• [TASK GOAL]
Copy every line with the string "density" in it.

• [DATA IN THIS EXERCISE]
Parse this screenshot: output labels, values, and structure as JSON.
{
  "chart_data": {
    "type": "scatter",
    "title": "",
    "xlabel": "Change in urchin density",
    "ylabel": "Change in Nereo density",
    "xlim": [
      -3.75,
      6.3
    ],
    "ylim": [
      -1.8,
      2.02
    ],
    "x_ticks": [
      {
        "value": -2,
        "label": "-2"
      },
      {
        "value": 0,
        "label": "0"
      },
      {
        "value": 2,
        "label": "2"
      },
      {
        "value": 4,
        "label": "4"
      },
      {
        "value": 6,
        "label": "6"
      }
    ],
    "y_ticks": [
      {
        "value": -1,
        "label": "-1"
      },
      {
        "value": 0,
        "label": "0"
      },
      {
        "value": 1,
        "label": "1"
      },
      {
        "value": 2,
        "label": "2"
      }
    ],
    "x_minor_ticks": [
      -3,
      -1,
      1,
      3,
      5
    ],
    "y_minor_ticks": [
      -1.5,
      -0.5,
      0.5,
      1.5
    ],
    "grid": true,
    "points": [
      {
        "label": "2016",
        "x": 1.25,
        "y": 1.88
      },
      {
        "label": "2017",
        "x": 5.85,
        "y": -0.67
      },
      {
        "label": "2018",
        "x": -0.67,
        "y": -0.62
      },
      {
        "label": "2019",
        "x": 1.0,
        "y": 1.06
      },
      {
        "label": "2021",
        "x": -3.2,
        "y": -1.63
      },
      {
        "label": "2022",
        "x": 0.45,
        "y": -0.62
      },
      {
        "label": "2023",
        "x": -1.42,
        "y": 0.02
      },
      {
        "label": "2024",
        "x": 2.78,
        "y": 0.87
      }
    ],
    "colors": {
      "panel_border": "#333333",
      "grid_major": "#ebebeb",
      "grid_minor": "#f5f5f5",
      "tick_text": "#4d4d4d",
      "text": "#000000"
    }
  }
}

• [TASK OUTPUT]
    "xlabel": "Change in urchin density",
    "ylabel": "Change in Nereo density",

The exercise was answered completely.